_OBJECTIVE_
Return all lines from the listing below in which the string "EGGS" occurs.

+++ ROWS +++

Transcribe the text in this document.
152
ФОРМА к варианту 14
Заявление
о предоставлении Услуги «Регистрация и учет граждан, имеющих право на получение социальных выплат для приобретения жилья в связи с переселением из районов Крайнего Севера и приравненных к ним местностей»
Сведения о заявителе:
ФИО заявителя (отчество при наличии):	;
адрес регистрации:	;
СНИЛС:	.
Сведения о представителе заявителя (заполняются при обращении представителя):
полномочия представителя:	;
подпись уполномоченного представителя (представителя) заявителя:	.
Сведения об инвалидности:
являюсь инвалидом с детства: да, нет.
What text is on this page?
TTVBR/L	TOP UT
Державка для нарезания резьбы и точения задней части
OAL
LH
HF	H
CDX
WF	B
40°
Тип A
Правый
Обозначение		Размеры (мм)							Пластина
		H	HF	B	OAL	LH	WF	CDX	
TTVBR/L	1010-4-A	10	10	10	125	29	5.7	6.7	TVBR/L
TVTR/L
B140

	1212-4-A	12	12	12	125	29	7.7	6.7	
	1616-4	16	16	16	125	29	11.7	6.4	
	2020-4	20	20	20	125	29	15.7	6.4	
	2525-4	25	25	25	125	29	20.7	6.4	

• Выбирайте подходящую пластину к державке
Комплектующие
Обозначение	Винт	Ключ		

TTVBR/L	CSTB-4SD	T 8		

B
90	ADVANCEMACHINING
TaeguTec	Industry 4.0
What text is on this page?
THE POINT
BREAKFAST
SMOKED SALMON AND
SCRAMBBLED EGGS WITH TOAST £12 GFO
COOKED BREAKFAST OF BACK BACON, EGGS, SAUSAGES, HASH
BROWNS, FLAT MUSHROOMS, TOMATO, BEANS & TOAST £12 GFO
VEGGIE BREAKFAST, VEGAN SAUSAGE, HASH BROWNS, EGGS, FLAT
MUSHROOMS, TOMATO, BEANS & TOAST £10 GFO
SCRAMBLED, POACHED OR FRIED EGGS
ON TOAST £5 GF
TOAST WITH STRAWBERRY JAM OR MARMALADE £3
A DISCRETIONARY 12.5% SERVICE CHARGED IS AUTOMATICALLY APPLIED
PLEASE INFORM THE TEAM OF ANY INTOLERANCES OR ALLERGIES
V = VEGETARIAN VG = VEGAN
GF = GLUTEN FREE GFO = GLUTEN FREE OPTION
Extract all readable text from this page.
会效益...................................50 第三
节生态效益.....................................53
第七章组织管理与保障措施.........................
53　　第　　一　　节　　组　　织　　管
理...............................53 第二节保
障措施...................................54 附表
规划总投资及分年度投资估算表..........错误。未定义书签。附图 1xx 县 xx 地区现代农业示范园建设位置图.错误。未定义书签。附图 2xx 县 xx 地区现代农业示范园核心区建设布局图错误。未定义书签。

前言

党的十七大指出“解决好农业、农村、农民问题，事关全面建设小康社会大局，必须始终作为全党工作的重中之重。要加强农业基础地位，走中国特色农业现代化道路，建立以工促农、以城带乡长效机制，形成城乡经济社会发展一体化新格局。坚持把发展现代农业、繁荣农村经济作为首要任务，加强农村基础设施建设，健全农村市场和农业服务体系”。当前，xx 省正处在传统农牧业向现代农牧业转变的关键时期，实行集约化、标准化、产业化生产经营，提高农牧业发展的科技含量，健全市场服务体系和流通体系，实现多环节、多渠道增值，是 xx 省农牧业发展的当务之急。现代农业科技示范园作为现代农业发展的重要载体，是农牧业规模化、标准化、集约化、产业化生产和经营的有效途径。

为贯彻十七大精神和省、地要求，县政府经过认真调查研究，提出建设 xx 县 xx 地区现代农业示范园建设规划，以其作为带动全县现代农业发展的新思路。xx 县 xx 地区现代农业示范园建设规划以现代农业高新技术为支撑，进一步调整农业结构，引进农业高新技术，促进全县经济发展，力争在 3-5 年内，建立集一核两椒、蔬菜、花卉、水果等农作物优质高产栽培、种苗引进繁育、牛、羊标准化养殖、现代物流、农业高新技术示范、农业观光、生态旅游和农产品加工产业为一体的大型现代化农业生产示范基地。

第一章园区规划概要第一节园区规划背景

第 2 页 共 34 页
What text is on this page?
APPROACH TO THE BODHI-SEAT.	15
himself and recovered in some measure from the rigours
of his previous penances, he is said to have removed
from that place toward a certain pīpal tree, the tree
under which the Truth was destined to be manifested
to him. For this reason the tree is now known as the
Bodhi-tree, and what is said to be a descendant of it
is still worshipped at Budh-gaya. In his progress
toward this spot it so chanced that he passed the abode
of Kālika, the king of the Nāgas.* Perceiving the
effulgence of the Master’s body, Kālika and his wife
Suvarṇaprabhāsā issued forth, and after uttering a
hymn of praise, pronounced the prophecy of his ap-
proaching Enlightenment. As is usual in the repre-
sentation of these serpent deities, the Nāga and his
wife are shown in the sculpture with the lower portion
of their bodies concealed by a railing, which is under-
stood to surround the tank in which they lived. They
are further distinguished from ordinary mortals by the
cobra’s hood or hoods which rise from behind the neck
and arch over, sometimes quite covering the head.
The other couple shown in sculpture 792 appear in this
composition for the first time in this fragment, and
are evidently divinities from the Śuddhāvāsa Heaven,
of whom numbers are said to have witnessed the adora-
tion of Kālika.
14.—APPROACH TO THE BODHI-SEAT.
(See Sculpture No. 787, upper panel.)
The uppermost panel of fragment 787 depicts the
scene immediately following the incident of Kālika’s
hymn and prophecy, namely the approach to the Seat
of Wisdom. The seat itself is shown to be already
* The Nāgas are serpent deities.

+++

_ANSWER IN FULL_
SCRAMBBLED EGGS WITH TOAST £12 GFO
COOKED BREAKFAST OF BACK BACON, EGGS, SAUSAGES, HASH
VEGGIE BREAKFAST, VEGAN SAUSAGE, HASH BROWNS, EGGS, FLAT
SCRAMBLED, POACHED OR FRIED EGGS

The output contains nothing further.